**Provided entries:**

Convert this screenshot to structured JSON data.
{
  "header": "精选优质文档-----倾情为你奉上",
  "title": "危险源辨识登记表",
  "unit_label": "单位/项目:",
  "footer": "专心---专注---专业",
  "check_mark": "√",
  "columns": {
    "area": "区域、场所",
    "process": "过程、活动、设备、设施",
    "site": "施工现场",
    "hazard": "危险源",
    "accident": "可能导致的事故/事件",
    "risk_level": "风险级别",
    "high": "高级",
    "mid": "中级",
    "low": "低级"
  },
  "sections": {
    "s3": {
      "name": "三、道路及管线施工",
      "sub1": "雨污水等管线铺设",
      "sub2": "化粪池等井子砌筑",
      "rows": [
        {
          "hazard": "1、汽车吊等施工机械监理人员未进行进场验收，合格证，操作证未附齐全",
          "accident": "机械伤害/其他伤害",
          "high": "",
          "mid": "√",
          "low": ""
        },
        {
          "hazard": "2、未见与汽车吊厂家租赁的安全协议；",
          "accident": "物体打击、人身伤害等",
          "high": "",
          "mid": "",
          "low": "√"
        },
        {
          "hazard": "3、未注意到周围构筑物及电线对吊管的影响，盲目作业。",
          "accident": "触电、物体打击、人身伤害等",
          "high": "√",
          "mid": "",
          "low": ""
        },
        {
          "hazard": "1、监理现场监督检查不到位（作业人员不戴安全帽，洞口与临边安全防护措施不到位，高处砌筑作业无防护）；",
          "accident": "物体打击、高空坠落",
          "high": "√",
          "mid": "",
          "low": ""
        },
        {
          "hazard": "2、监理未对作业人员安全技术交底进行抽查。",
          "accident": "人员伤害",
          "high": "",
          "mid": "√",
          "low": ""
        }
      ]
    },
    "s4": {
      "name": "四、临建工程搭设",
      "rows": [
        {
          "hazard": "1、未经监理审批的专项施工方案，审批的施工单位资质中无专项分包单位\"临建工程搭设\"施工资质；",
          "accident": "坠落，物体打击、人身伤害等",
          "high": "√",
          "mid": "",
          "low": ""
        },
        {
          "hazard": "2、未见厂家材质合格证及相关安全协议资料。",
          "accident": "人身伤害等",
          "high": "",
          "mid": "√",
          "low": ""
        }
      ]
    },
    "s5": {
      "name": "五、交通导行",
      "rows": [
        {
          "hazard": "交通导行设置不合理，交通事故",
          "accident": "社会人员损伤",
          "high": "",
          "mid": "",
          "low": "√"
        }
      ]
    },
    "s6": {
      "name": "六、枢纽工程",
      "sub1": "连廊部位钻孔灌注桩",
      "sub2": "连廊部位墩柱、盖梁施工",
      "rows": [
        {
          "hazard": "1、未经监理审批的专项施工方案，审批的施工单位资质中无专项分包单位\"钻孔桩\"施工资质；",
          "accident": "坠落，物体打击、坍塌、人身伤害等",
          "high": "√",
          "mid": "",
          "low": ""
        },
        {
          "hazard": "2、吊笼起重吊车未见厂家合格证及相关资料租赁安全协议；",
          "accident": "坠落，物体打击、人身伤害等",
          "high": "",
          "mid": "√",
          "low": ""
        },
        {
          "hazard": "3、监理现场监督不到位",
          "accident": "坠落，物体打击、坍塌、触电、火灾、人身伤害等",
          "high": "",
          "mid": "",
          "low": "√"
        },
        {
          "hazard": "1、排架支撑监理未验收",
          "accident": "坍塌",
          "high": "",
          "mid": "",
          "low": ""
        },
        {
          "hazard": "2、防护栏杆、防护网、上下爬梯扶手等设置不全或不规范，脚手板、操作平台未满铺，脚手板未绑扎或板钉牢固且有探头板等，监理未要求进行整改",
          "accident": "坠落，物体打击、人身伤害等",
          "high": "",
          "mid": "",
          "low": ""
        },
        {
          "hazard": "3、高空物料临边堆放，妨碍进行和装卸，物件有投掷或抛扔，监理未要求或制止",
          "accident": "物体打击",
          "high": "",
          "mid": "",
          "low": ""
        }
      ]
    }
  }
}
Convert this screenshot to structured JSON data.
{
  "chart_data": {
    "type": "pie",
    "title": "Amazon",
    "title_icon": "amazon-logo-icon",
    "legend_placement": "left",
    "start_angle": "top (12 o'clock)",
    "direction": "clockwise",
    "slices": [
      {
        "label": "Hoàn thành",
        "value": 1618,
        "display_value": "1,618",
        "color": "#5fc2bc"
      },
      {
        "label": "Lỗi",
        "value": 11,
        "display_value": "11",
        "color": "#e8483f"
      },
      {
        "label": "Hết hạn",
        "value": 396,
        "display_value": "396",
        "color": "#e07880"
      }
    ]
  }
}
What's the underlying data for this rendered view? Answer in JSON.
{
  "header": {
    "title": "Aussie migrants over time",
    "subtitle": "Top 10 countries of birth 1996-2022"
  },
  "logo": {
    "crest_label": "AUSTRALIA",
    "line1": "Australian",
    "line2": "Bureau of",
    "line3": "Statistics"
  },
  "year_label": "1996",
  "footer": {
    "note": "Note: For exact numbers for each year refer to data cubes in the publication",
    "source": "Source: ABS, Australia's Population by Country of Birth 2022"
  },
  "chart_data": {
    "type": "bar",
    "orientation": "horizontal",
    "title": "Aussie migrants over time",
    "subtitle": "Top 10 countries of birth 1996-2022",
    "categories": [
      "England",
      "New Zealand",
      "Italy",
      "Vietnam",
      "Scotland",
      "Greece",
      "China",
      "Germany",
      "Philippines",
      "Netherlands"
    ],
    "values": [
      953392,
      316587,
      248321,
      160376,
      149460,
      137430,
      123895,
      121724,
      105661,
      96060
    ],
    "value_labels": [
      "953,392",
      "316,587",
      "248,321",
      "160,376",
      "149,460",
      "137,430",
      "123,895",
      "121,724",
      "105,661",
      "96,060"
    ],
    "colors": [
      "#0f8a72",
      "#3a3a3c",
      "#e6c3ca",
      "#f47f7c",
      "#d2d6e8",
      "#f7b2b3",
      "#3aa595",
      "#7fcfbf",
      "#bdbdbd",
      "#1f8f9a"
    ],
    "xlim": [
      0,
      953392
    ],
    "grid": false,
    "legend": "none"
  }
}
--
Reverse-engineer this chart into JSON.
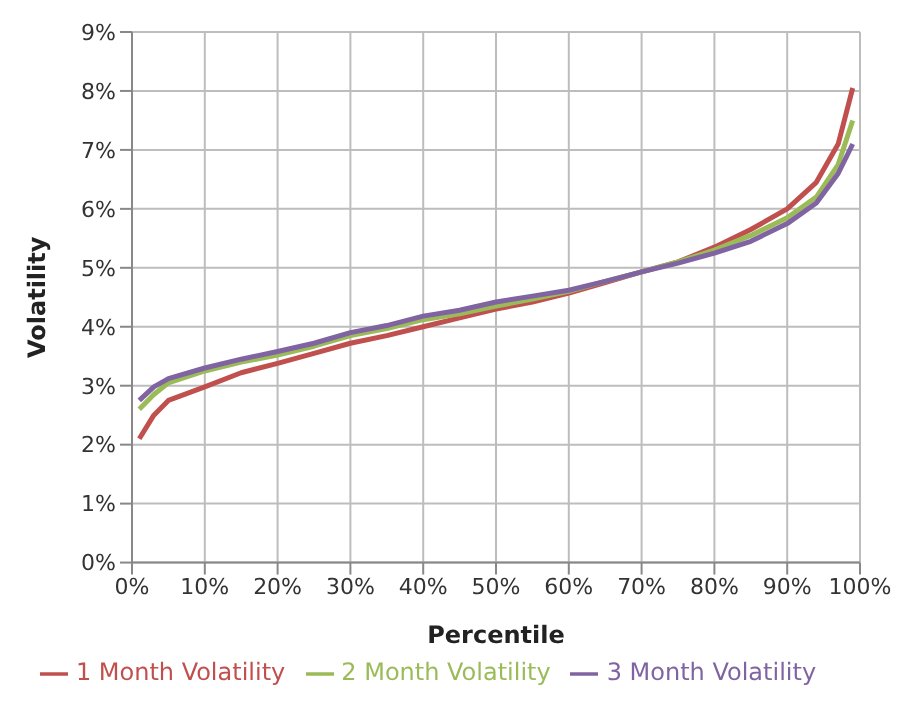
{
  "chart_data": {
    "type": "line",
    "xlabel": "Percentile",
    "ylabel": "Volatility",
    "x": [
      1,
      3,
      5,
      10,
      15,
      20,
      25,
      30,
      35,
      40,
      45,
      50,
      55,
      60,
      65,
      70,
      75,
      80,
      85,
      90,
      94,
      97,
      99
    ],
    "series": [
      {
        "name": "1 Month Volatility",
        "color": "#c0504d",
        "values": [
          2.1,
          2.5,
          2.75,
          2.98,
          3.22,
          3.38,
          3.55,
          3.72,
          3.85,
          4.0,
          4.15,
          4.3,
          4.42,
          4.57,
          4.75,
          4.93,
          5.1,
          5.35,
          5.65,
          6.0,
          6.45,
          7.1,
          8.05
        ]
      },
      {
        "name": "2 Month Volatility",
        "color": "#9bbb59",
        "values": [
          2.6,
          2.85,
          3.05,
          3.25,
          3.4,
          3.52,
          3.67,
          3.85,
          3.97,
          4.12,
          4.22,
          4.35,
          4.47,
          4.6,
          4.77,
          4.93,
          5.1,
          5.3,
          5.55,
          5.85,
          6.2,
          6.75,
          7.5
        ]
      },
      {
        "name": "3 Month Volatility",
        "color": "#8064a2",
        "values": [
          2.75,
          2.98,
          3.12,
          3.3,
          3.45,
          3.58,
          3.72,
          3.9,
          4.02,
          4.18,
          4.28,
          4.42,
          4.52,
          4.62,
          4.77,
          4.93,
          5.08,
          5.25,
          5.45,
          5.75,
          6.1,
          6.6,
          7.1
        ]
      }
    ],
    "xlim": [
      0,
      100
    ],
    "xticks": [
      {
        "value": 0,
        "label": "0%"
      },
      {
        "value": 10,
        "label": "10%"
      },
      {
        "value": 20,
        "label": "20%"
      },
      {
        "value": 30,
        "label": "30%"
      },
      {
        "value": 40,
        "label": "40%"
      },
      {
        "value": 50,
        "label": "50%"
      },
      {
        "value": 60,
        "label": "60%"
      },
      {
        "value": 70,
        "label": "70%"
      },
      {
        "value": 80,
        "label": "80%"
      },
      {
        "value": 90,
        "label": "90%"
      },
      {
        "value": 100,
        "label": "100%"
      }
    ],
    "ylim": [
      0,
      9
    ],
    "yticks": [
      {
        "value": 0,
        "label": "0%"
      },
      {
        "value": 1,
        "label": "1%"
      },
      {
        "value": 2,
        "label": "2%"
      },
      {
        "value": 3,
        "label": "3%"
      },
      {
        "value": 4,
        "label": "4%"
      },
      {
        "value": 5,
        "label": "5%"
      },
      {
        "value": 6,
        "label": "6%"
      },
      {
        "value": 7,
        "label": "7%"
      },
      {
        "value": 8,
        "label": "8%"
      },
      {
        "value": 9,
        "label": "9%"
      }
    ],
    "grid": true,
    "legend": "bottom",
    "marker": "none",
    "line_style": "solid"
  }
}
* * *
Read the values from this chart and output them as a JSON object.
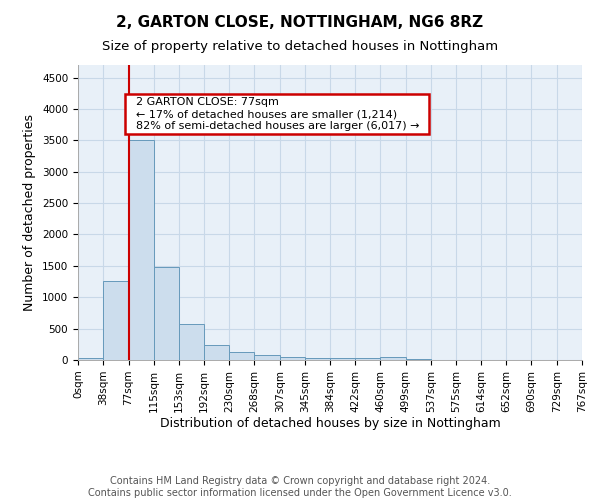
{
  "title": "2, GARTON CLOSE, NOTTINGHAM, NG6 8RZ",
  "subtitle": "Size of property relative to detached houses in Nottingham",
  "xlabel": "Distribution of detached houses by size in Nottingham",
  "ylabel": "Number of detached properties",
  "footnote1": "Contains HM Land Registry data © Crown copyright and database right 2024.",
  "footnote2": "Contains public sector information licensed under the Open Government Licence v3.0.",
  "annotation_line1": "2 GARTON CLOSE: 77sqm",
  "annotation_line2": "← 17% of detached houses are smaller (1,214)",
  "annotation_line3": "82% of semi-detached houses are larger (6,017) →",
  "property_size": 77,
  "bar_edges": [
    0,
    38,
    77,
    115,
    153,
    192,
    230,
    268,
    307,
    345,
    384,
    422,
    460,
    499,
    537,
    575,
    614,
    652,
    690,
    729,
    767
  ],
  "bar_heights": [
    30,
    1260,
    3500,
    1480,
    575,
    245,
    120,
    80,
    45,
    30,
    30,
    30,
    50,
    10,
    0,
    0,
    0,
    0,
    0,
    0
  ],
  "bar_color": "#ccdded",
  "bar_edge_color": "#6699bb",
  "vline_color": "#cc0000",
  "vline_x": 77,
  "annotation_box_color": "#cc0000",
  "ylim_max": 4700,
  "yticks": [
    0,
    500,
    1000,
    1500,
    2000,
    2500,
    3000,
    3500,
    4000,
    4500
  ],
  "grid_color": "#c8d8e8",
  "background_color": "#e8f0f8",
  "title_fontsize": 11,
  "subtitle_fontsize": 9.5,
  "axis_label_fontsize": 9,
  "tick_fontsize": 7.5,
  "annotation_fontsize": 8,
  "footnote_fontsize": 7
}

**Written instruction:** Give only the number of lines in the data that include the string "Volatility".

**Complete output:** 4